Copy every line that contains the string "Extract" from the entries below.

## BEGIN Exercise inputs

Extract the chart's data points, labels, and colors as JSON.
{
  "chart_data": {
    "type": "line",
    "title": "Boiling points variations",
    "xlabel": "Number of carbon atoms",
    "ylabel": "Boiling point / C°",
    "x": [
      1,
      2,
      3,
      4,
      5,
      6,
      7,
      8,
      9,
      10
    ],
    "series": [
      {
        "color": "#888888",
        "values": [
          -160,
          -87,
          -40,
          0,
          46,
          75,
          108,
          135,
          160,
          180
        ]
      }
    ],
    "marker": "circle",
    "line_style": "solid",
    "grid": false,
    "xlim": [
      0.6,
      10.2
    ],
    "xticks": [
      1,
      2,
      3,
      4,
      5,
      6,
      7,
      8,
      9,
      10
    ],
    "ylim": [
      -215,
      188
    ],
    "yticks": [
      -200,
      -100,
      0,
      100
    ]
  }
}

## END Exercise inputs
## BEGIN Exercise inputs

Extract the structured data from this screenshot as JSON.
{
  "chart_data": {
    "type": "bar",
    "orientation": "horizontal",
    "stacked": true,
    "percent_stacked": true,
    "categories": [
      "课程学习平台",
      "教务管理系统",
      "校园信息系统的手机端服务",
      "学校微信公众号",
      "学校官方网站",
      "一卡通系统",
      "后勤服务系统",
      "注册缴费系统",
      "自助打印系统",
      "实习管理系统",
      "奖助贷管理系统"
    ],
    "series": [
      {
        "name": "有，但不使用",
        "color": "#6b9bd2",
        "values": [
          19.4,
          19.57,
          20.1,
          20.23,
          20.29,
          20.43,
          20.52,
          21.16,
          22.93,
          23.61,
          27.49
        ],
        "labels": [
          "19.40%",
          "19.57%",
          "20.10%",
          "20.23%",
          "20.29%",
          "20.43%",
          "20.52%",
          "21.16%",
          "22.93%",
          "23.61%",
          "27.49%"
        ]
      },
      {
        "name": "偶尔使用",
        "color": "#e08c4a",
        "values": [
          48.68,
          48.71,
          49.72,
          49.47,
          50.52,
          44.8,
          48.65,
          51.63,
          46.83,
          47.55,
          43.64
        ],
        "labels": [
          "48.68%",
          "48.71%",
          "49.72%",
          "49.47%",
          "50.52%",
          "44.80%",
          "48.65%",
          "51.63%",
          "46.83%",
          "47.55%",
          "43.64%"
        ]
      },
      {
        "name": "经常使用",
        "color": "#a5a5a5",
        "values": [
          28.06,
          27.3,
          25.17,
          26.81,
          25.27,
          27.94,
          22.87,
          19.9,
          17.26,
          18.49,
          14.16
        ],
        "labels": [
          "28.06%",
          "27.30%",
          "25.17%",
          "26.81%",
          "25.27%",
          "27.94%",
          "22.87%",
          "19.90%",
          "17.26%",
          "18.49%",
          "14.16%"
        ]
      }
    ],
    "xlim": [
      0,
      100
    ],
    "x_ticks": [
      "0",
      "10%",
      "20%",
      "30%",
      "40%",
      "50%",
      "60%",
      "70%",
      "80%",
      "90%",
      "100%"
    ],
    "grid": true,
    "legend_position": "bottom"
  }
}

## END Exercise inputs
## BEGIN Exercise inputs

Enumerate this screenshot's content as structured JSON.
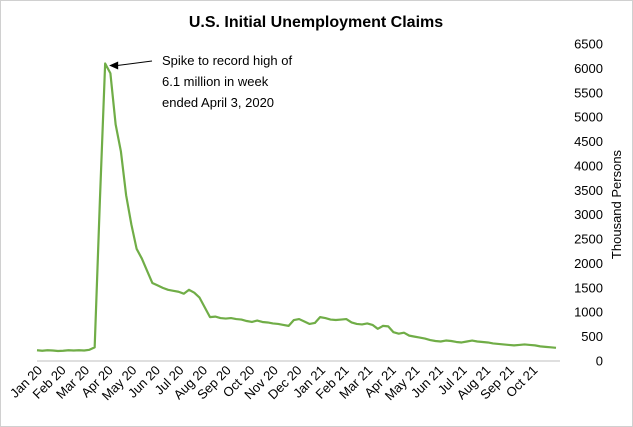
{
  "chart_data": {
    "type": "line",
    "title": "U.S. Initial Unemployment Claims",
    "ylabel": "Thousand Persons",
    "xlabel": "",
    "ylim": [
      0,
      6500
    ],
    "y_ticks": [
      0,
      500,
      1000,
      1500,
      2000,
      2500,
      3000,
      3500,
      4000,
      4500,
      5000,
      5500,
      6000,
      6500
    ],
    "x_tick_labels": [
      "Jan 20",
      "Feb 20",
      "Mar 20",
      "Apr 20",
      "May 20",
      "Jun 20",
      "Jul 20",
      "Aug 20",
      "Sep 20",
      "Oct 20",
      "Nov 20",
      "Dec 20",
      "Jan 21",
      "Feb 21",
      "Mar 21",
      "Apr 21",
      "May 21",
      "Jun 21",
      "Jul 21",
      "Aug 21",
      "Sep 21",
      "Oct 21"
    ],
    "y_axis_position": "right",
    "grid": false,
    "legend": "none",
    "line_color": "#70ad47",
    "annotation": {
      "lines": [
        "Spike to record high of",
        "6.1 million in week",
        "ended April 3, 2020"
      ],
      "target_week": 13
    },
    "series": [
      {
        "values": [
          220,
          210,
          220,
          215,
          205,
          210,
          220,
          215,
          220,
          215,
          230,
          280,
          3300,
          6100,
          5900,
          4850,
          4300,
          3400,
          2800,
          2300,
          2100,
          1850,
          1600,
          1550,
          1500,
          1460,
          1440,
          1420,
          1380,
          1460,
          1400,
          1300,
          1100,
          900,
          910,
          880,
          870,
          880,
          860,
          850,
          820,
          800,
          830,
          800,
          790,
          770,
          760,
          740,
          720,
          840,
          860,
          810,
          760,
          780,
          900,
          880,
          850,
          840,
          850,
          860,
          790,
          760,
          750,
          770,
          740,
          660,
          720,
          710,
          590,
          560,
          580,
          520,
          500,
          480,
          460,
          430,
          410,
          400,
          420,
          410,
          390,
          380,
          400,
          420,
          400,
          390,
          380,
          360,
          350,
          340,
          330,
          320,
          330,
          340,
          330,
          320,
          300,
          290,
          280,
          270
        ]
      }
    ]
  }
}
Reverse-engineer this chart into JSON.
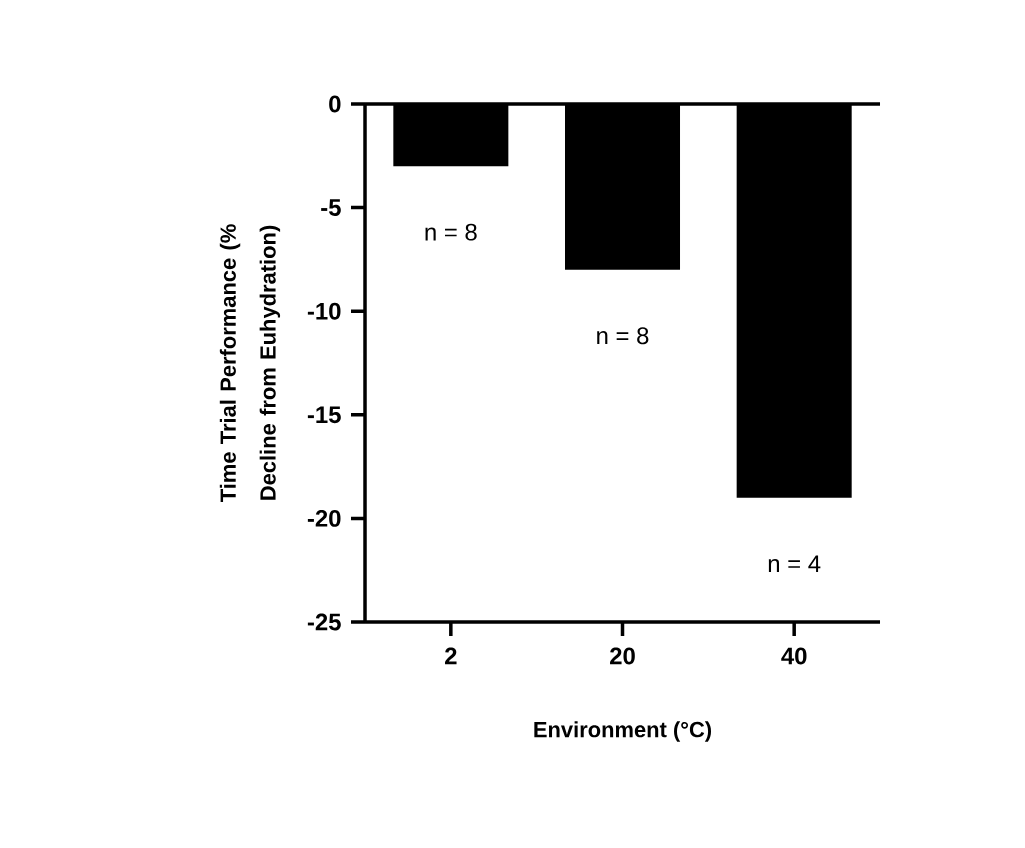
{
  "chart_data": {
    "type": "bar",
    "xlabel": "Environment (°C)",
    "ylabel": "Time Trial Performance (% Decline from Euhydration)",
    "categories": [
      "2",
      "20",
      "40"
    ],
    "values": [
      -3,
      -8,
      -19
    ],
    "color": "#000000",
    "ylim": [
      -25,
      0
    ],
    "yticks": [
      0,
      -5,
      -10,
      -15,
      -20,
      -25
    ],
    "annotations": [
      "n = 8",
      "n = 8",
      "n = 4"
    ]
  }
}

## END Exercise inputs

Expected output:
Extract the chart's data points, labels, and colors as JSON.
Extract the structured data from this screenshot as JSON.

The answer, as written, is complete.